Material for the task:

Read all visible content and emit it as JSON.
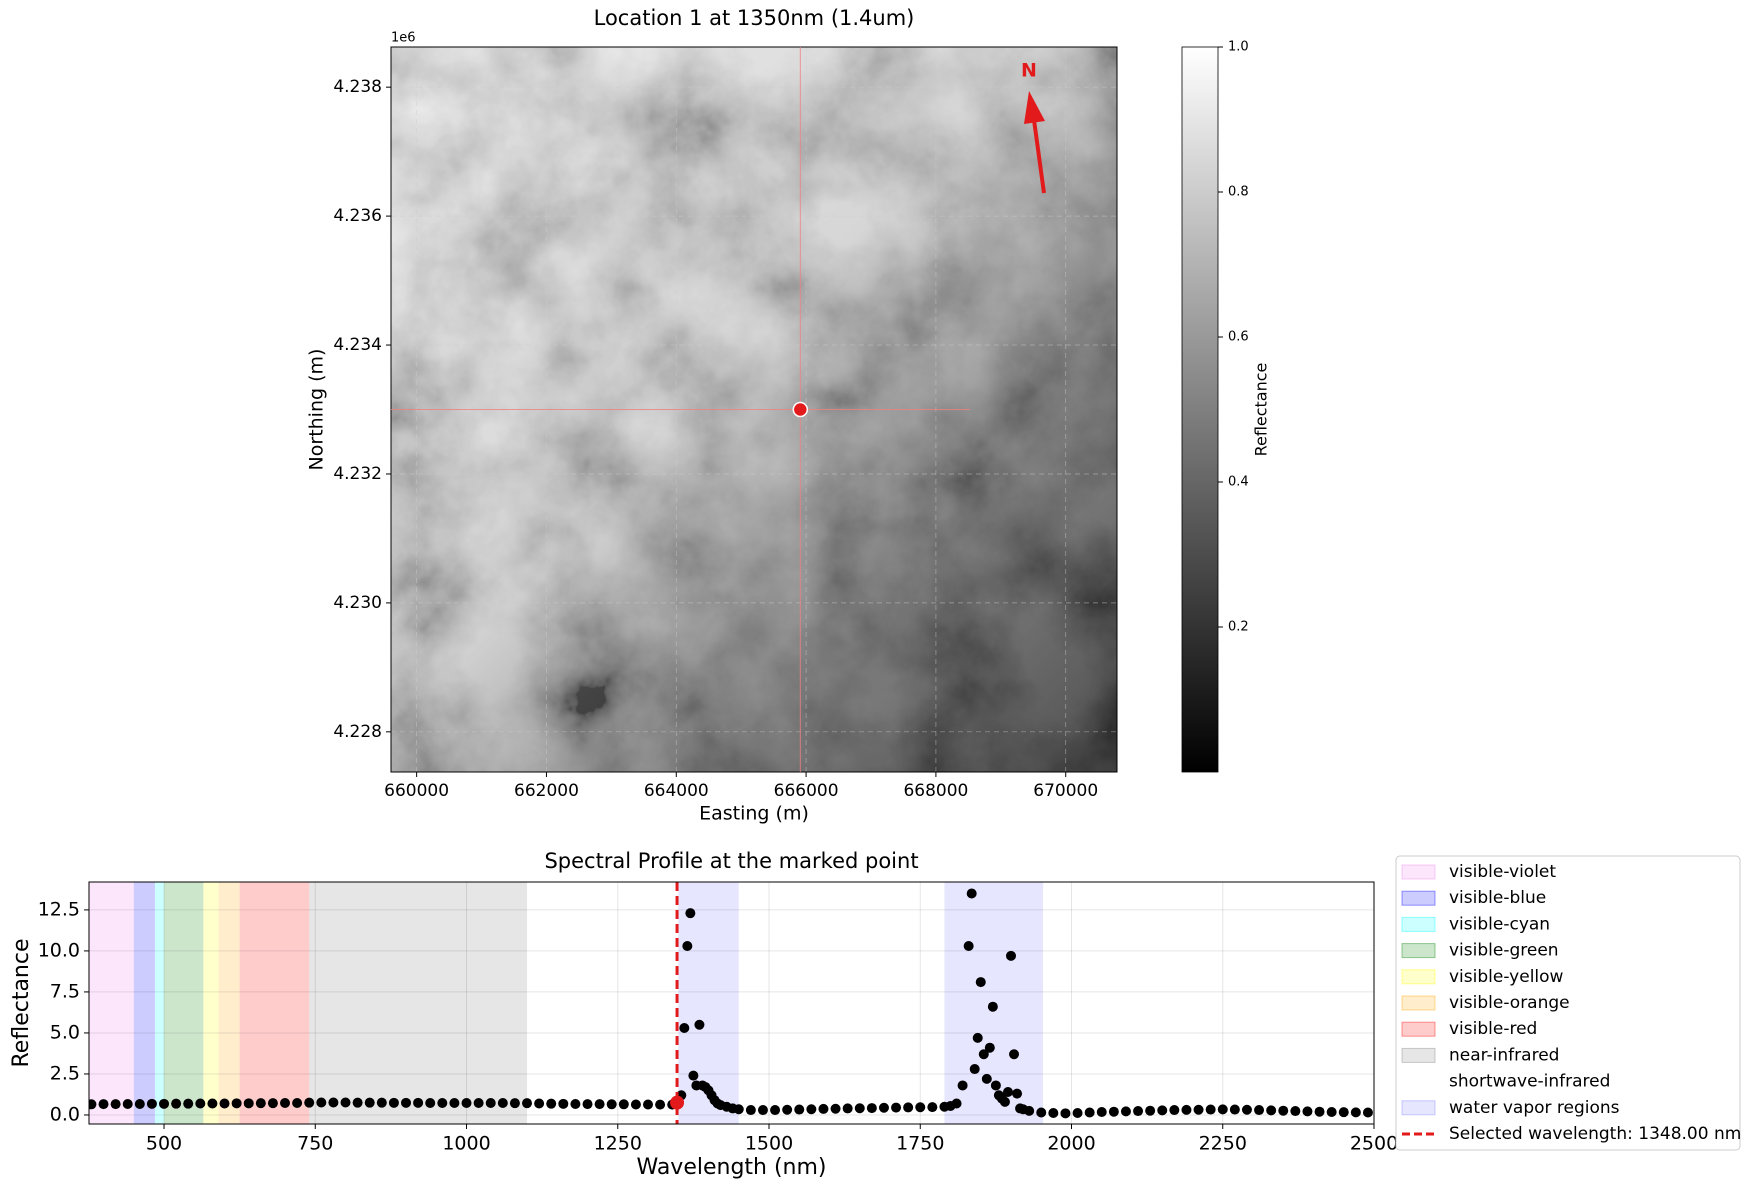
{
  "chart_data": [
    {
      "type": "heatmap",
      "title": "Location 1 at 1350nm (1.4um)",
      "xlabel": "Easting (m)",
      "ylabel": "Northing (m)",
      "xlim": [
        659605,
        670790
      ],
      "ylim": [
        4227377,
        4238623
      ],
      "xticks": [
        660000,
        662000,
        664000,
        666000,
        668000,
        670000
      ],
      "yticks": [
        {
          "value": 4228000,
          "label": "4.228"
        },
        {
          "value": 4230000,
          "label": "4.230"
        },
        {
          "value": 4232000,
          "label": "4.232"
        },
        {
          "value": 4234000,
          "label": "4.234"
        },
        {
          "value": 4236000,
          "label": "4.236"
        },
        {
          "value": 4238000,
          "label": "4.238"
        }
      ],
      "y_offset_label": "1e6",
      "cmap": "gray",
      "marker": {
        "x": 665911,
        "y": 4233000,
        "color": "#e31a1c"
      },
      "north_label": "N",
      "north_color": "#e31a1c",
      "colorbar": {
        "label": "Reflectance",
        "lim": [
          0,
          1
        ],
        "ticks": [
          0.2,
          0.4,
          0.6,
          0.8,
          {
            "value": 1,
            "label": "1.0"
          }
        ]
      }
    },
    {
      "type": "scatter",
      "title": "Spectral Profile at the marked point",
      "xlabel": "Wavelength (nm)",
      "ylabel": "Reflectance",
      "xlim": [
        376,
        2500
      ],
      "ylim": [
        -0.55,
        14.2
      ],
      "xticks": [
        500,
        750,
        1000,
        1250,
        1500,
        1750,
        2000,
        2250,
        2500
      ],
      "yticks": [
        {
          "value": 0,
          "label": "0.0"
        },
        2.5,
        {
          "value": 5,
          "label": "5.0"
        },
        7.5,
        {
          "value": 10,
          "label": "10.0"
        },
        12.5
      ],
      "grid": true,
      "color": "#000000",
      "band_alpha": 0.2,
      "bands": [
        {
          "name": "visible-violet",
          "range": [
            376,
            450
          ],
          "color": "#ee82ee"
        },
        {
          "name": "visible-blue",
          "range": [
            450,
            485
          ],
          "color": "#0000ff"
        },
        {
          "name": "visible-cyan",
          "range": [
            485,
            500
          ],
          "color": "#00ffff"
        },
        {
          "name": "visible-green",
          "range": [
            500,
            565
          ],
          "color": "#008000"
        },
        {
          "name": "visible-yellow",
          "range": [
            565,
            590
          ],
          "color": "#ffff00"
        },
        {
          "name": "visible-orange",
          "range": [
            590,
            625
          ],
          "color": "#ffa500"
        },
        {
          "name": "visible-red",
          "range": [
            625,
            740
          ],
          "color": "#ff0000"
        },
        {
          "name": "near-infrared",
          "range": [
            740,
            1100
          ],
          "color": "#808080"
        },
        {
          "name": "shortwave-infrared",
          "range": [
            1100,
            2500
          ],
          "color": "#ffffff"
        },
        {
          "name": "water vapor regions",
          "ranges": [
            [
              1350,
              1450
            ],
            [
              1790,
              1953
            ]
          ],
          "color": "#8080ff"
        }
      ],
      "selected_label": "Selected wavelength: 1348.00 nm",
      "selected_wavelength": 1348,
      "selected_value": 0.75,
      "selected_color": "#e31a1c",
      "legend_loc": "outside right",
      "x": [
        380,
        400,
        420,
        440,
        460,
        480,
        500,
        520,
        540,
        560,
        580,
        600,
        620,
        640,
        660,
        680,
        700,
        720,
        740,
        760,
        780,
        800,
        820,
        840,
        860,
        880,
        900,
        920,
        940,
        960,
        980,
        1000,
        1020,
        1040,
        1060,
        1080,
        1100,
        1120,
        1140,
        1160,
        1180,
        1200,
        1220,
        1240,
        1260,
        1280,
        1300,
        1320,
        1340,
        1355,
        1360,
        1365,
        1370,
        1375,
        1380,
        1385,
        1390,
        1395,
        1400,
        1405,
        1410,
        1415,
        1420,
        1430,
        1440,
        1450,
        1470,
        1490,
        1510,
        1530,
        1550,
        1570,
        1590,
        1610,
        1630,
        1650,
        1670,
        1690,
        1710,
        1730,
        1750,
        1770,
        1790,
        1800,
        1810,
        1820,
        1830,
        1835,
        1840,
        1845,
        1850,
        1855,
        1860,
        1865,
        1870,
        1875,
        1880,
        1885,
        1890,
        1895,
        1900,
        1905,
        1910,
        1915,
        1920,
        1930,
        1950,
        1970,
        1990,
        2010,
        2030,
        2050,
        2070,
        2090,
        2110,
        2130,
        2150,
        2170,
        2190,
        2210,
        2230,
        2250,
        2270,
        2290,
        2310,
        2330,
        2350,
        2370,
        2390,
        2410,
        2430,
        2450,
        2470,
        2490
      ],
      "values": [
        0.65,
        0.66,
        0.66,
        0.67,
        0.67,
        0.68,
        0.68,
        0.69,
        0.69,
        0.7,
        0.7,
        0.7,
        0.71,
        0.71,
        0.72,
        0.72,
        0.73,
        0.73,
        0.75,
        0.76,
        0.76,
        0.76,
        0.75,
        0.75,
        0.75,
        0.74,
        0.74,
        0.74,
        0.73,
        0.73,
        0.73,
        0.73,
        0.73,
        0.73,
        0.73,
        0.72,
        0.72,
        0.7,
        0.69,
        0.68,
        0.67,
        0.66,
        0.66,
        0.65,
        0.65,
        0.64,
        0.64,
        0.63,
        0.63,
        1.2,
        5.3,
        10.3,
        12.3,
        2.4,
        1.8,
        5.5,
        1.8,
        1.7,
        1.5,
        1.2,
        0.9,
        0.7,
        0.6,
        0.5,
        0.4,
        0.35,
        0.3,
        0.3,
        0.3,
        0.32,
        0.33,
        0.35,
        0.37,
        0.38,
        0.4,
        0.41,
        0.42,
        0.44,
        0.45,
        0.46,
        0.47,
        0.48,
        0.5,
        0.55,
        0.7,
        1.8,
        10.3,
        13.5,
        2.8,
        4.7,
        8.1,
        3.7,
        2.2,
        4.1,
        6.6,
        1.8,
        1.2,
        1.0,
        0.8,
        1.4,
        9.7,
        3.7,
        1.3,
        0.4,
        0.35,
        0.25,
        0.15,
        0.12,
        0.1,
        0.12,
        0.15,
        0.18,
        0.2,
        0.22,
        0.24,
        0.26,
        0.28,
        0.3,
        0.31,
        0.32,
        0.33,
        0.34,
        0.33,
        0.32,
        0.3,
        0.28,
        0.26,
        0.24,
        0.22,
        0.2,
        0.18,
        0.17,
        0.16,
        0.15
      ]
    }
  ]
}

Exercise goal: Give every line above again exactly, with no pictures.

Result:
Read all visible content and emit it as JSON.
{
  "chart_data": [
    {
      "type": "heatmap",
      "title": "Location 1 at 1350nm (1.4um)",
      "xlabel": "Easting (m)",
      "ylabel": "Northing (m)",
      "xlim": [
        659605,
        670790
      ],
      "ylim": [
        4227377,
        4238623
      ],
      "xticks": [
        660000,
        662000,
        664000,
        666000,
        668000,
        670000
      ],
      "yticks": [
        {
          "value": 4228000,
          "label": "4.228"
        },
        {
          "value": 4230000,
          "label": "4.230"
        },
        {
          "value": 4232000,
          "label": "4.232"
        },
        {
          "value": 4234000,
          "label": "4.234"
        },
        {
          "value": 4236000,
          "label": "4.236"
        },
        {
          "value": 4238000,
          "label": "4.238"
        }
      ],
      "y_offset_label": "1e6",
      "cmap": "gray",
      "marker": {
        "x": 665911,
        "y": 4233000,
        "color": "#e31a1c"
      },
      "north_label": "N",
      "north_color": "#e31a1c",
      "colorbar": {
        "label": "Reflectance",
        "lim": [
          0,
          1
        ],
        "ticks": [
          0.2,
          0.4,
          0.6,
          0.8,
          {
            "value": 1,
            "label": "1.0"
          }
        ]
      }
    },
    {
      "type": "scatter",
      "title": "Spectral Profile at the marked point",
      "xlabel": "Wavelength (nm)",
      "ylabel": "Reflectance",
      "xlim": [
        376,
        2500
      ],
      "ylim": [
        -0.55,
        14.2
      ],
      "xticks": [
        500,
        750,
        1000,
        1250,
        1500,
        1750,
        2000,
        2250,
        2500
      ],
      "yticks": [
        {
          "value": 0,
          "label": "0.0"
        },
        2.5,
        {
          "value": 5,
          "label": "5.0"
        },
        7.5,
        {
          "value": 10,
          "label": "10.0"
        },
        12.5
      ],
      "grid": true,
      "color": "#000000",
      "band_alpha": 0.2,
      "bands": [
        {
          "name": "visible-violet",
          "range": [
            376,
            450
          ],
          "color": "#ee82ee"
        },
        {
          "name": "visible-blue",
          "range": [
            450,
            485
          ],
          "color": "#0000ff"
        },
        {
          "name": "visible-cyan",
          "range": [
            485,
            500
          ],
          "color": "#00ffff"
        },
        {
          "name": "visible-green",
          "range": [
            500,
            565
          ],
          "color": "#008000"
        },
        {
          "name": "visible-yellow",
          "range": [
            565,
            590
          ],
          "color": "#ffff00"
        },
        {
          "name": "visible-orange",
          "range": [
            590,
            625
          ],
          "color": "#ffa500"
        },
        {
          "name": "visible-red",
          "range": [
            625,
            740
          ],
          "color": "#ff0000"
        },
        {
          "name": "near-infrared",
          "range": [
            740,
            1100
          ],
          "color": "#808080"
        },
        {
          "name": "shortwave-infrared",
          "range": [
            1100,
            2500
          ],
          "color": "#ffffff"
        },
        {
          "name": "water vapor regions",
          "ranges": [
            [
              1350,
              1450
            ],
            [
              1790,
              1953
            ]
          ],
          "color": "#8080ff"
        }
      ],
      "selected_label": "Selected wavelength: 1348.00 nm",
      "selected_wavelength": 1348,
      "selected_value": 0.75,
      "selected_color": "#e31a1c",
      "legend_loc": "outside right",
      "x": [
        380,
        400,
        420,
        440,
        460,
        480,
        500,
        520,
        540,
        560,
        580,
        600,
        620,
        640,
        660,
        680,
        700,
        720,
        740,
        760,
        780,
        800,
        820,
        840,
        860,
        880,
        900,
        920,
        940,
        960,
        980,
        1000,
        1020,
        1040,
        1060,
        1080,
        1100,
        1120,
        1140,
        1160,
        1180,
        1200,
        1220,
        1240,
        1260,
        1280,
        1300,
        1320,
        1340,
        1355,
        1360,
        1365,
        1370,
        1375,
        1380,
        1385,
        1390,
        1395,
        1400,
        1405,
        1410,
        1415,
        1420,
        1430,
        1440,
        1450,
        1470,
        1490,
        1510,
        1530,
        1550,
        1570,
        1590,
        1610,
        1630,
        1650,
        1670,
        1690,
        1710,
        1730,
        1750,
        1770,
        1790,
        1800,
        1810,
        1820,
        1830,
        1835,
        1840,
        1845,
        1850,
        1855,
        1860,
        1865,
        1870,
        1875,
        1880,
        1885,
        1890,
        1895,
        1900,
        1905,
        1910,
        1915,
        1920,
        1930,
        1950,
        1970,
        1990,
        2010,
        2030,
        2050,
        2070,
        2090,
        2110,
        2130,
        2150,
        2170,
        2190,
        2210,
        2230,
        2250,
        2270,
        2290,
        2310,
        2330,
        2350,
        2370,
        2390,
        2410,
        2430,
        2450,
        2470,
        2490
      ],
      "values": [
        0.65,
        0.66,
        0.66,
        0.67,
        0.67,
        0.68,
        0.68,
        0.69,
        0.69,
        0.7,
        0.7,
        0.7,
        0.71,
        0.71,
        0.72,
        0.72,
        0.73,
        0.73,
        0.75,
        0.76,
        0.76,
        0.76,
        0.75,
        0.75,
        0.75,
        0.74,
        0.74,
        0.74,
        0.73,
        0.73,
        0.73,
        0.73,
        0.73,
        0.73,
        0.73,
        0.72,
        0.72,
        0.7,
        0.69,
        0.68,
        0.67,
        0.66,
        0.66,
        0.65,
        0.65,
        0.64,
        0.64,
        0.63,
        0.63,
        1.2,
        5.3,
        10.3,
        12.3,
        2.4,
        1.8,
        5.5,
        1.8,
        1.7,
        1.5,
        1.2,
        0.9,
        0.7,
        0.6,
        0.5,
        0.4,
        0.35,
        0.3,
        0.3,
        0.3,
        0.32,
        0.33,
        0.35,
        0.37,
        0.38,
        0.4,
        0.41,
        0.42,
        0.44,
        0.45,
        0.46,
        0.47,
        0.48,
        0.5,
        0.55,
        0.7,
        1.8,
        10.3,
        13.5,
        2.8,
        4.7,
        8.1,
        3.7,
        2.2,
        4.1,
        6.6,
        1.8,
        1.2,
        1.0,
        0.8,
        1.4,
        9.7,
        3.7,
        1.3,
        0.4,
        0.35,
        0.25,
        0.15,
        0.12,
        0.1,
        0.12,
        0.15,
        0.18,
        0.2,
        0.22,
        0.24,
        0.26,
        0.28,
        0.3,
        0.31,
        0.32,
        0.33,
        0.34,
        0.33,
        0.32,
        0.3,
        0.28,
        0.26,
        0.24,
        0.22,
        0.2,
        0.18,
        0.17,
        0.16,
        0.15
      ]
    }
  ]
}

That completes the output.